> [Figure data in JSON]:
□ □ □ □ □
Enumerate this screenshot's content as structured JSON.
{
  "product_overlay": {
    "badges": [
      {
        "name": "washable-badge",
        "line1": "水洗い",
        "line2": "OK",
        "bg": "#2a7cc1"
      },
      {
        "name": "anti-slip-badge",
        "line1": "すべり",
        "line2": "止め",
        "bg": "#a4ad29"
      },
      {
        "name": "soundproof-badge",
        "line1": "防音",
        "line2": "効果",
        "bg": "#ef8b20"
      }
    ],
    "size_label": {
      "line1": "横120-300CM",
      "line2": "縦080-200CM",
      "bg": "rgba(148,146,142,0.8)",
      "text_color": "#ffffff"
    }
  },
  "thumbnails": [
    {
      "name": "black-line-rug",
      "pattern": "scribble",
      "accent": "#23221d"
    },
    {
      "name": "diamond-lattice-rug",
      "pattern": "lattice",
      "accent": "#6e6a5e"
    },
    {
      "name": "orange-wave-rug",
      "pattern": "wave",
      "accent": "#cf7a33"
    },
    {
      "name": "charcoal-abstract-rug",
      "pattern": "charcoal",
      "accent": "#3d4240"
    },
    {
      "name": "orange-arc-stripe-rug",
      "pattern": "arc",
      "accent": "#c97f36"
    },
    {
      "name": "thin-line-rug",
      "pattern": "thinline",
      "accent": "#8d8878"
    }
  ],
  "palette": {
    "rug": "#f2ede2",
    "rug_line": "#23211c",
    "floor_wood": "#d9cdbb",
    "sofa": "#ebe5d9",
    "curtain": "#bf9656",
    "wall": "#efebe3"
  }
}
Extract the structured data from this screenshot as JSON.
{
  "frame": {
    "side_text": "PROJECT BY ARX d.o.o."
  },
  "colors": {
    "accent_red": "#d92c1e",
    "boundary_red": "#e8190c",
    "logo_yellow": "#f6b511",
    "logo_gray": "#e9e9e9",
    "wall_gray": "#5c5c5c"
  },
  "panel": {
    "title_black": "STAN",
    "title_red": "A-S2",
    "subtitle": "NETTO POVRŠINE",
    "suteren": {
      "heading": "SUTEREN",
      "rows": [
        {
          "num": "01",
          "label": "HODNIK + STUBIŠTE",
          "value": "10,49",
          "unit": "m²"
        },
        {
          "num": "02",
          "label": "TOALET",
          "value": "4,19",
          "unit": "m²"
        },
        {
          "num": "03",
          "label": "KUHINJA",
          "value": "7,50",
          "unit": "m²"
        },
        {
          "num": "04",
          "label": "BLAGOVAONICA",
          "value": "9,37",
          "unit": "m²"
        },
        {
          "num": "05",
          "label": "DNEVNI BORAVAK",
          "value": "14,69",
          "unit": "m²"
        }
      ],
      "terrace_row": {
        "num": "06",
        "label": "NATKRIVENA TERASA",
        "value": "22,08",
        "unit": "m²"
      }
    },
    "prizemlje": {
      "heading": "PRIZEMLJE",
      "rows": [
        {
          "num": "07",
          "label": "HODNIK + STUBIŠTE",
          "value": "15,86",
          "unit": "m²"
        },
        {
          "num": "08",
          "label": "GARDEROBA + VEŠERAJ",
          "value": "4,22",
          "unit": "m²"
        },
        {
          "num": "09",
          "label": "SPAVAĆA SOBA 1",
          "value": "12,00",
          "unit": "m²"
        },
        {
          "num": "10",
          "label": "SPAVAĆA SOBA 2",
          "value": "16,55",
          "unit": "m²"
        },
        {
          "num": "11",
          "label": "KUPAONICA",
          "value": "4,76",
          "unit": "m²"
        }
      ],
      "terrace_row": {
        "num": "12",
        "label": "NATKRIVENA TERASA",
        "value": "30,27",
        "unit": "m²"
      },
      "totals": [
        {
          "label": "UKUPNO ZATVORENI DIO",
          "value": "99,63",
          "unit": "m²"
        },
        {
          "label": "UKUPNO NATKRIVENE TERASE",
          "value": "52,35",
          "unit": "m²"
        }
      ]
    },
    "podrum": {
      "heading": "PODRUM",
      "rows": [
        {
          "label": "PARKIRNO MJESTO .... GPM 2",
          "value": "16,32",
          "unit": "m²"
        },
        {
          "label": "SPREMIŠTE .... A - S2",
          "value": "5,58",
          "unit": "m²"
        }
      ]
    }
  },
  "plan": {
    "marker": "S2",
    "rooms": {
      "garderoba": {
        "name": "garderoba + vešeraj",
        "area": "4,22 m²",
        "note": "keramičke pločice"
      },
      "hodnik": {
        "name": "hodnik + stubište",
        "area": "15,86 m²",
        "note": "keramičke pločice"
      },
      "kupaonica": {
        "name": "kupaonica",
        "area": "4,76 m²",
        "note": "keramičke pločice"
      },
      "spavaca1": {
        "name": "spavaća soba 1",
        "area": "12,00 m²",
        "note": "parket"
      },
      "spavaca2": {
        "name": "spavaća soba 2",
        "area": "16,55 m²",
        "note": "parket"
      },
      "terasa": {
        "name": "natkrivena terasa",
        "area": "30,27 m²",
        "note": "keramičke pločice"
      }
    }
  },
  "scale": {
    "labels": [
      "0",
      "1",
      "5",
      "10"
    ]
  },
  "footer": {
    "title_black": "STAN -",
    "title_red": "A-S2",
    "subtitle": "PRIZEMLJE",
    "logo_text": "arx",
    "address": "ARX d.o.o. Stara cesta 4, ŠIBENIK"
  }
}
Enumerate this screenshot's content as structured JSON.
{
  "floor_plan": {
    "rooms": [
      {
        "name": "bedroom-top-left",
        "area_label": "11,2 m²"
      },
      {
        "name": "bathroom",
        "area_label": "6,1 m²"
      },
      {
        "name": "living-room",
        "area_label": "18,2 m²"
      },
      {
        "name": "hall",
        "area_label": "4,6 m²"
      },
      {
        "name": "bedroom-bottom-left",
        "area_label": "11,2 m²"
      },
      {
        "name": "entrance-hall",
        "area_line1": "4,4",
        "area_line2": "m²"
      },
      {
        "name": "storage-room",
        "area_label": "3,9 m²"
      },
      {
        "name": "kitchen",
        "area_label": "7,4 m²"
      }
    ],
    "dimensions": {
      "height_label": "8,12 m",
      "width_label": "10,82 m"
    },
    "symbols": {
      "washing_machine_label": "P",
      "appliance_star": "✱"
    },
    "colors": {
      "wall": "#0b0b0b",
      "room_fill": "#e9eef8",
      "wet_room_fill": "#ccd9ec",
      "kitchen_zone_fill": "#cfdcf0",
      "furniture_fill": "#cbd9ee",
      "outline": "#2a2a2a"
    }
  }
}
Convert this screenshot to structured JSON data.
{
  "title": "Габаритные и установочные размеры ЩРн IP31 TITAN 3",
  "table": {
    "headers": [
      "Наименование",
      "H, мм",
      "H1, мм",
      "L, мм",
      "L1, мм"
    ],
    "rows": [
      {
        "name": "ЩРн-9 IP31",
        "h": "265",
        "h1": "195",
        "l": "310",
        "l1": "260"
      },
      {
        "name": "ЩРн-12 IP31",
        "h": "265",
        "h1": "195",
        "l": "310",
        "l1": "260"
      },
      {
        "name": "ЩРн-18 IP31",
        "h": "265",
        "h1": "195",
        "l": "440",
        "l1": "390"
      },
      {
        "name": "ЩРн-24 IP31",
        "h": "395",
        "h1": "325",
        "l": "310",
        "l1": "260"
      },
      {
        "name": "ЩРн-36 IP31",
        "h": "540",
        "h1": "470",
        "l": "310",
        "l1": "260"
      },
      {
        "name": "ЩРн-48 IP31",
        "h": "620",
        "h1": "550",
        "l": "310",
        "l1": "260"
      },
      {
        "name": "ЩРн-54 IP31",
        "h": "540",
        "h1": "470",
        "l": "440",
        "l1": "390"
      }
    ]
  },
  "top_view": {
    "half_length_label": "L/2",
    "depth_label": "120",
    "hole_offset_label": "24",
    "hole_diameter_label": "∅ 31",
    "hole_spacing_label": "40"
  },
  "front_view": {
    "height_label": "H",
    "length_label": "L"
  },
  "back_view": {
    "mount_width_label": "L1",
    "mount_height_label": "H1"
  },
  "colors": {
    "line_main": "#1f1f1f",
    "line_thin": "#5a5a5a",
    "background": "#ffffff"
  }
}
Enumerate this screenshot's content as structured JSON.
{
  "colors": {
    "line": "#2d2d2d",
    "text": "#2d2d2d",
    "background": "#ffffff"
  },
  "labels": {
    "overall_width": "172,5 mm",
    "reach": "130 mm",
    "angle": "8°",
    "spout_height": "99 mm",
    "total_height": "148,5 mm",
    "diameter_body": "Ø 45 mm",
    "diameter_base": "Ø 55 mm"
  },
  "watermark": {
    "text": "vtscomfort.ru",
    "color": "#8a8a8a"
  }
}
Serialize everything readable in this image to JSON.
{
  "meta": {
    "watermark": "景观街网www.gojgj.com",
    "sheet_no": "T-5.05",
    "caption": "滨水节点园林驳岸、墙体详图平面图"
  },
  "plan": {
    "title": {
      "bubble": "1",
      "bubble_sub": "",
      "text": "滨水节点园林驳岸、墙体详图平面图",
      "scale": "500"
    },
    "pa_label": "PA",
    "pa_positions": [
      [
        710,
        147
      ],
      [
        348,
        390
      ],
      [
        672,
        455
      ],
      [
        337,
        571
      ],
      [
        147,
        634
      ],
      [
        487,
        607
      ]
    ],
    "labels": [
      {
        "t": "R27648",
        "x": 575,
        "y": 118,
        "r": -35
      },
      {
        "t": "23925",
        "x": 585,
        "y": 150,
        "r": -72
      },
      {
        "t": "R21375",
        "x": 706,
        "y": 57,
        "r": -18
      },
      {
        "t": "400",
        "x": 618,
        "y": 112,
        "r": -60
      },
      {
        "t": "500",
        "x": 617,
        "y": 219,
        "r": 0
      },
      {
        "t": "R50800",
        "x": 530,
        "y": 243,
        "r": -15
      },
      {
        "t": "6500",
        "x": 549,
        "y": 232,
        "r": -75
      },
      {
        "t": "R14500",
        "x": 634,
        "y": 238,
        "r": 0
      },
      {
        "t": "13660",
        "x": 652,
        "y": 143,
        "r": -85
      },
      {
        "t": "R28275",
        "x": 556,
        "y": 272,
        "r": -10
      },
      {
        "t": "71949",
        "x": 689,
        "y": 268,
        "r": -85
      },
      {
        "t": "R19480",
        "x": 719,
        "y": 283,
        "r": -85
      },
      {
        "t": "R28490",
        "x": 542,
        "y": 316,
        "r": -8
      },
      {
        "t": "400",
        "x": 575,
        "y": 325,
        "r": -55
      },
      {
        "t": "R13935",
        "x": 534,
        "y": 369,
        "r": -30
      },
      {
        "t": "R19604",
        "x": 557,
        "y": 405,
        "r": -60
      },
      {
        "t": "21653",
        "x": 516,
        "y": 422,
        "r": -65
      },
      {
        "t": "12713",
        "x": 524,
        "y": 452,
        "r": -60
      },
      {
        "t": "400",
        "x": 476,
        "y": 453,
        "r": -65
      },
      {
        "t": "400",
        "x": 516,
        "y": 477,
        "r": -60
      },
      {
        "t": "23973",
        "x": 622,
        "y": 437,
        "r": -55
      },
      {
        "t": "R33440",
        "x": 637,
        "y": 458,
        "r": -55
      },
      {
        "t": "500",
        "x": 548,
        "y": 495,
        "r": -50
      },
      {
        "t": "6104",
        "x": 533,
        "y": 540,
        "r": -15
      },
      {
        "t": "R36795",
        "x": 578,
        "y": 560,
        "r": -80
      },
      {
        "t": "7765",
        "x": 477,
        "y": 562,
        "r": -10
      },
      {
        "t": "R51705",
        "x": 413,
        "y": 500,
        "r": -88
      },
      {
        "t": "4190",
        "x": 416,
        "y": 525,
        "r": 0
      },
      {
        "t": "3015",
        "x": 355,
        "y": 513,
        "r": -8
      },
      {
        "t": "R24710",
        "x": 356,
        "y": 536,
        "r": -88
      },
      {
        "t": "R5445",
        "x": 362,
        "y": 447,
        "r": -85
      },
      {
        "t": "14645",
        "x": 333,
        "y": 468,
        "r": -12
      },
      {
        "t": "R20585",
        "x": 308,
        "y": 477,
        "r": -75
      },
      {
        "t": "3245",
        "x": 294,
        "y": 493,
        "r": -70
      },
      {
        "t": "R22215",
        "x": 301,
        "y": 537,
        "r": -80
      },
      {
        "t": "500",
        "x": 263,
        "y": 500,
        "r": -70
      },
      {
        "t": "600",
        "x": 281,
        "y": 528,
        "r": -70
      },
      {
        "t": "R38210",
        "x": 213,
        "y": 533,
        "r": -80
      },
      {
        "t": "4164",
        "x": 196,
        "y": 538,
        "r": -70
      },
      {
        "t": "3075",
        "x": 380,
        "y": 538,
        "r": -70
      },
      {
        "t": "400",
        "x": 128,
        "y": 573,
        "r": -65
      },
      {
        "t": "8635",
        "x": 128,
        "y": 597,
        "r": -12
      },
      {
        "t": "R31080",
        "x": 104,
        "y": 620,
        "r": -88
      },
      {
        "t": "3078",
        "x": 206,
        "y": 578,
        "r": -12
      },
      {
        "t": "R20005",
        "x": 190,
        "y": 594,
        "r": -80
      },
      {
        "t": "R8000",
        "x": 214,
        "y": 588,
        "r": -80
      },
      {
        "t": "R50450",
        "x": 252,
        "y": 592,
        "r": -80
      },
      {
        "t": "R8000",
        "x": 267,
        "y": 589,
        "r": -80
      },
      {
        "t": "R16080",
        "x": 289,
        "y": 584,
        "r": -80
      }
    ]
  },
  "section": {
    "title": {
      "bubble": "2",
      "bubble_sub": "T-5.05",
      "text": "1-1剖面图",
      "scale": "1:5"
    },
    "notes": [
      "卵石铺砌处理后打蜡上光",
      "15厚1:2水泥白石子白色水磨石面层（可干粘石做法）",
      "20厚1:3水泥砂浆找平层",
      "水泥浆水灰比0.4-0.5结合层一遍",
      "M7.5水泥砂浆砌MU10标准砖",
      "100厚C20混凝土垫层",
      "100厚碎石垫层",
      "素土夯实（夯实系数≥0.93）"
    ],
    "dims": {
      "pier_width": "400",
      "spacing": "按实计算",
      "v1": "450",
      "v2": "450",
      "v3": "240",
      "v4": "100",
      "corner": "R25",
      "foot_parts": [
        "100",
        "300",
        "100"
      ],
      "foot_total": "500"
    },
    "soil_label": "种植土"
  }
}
□ □ □ □ □
> [Work required]: Collect from the data above every line that includes "滨水节点园林驳岸".

> [Complete output]:
    "caption": "滨水节点园林驳岸、墙体详图平面图"
      "text": "滨水节点园林驳岸、墙体详图平面图",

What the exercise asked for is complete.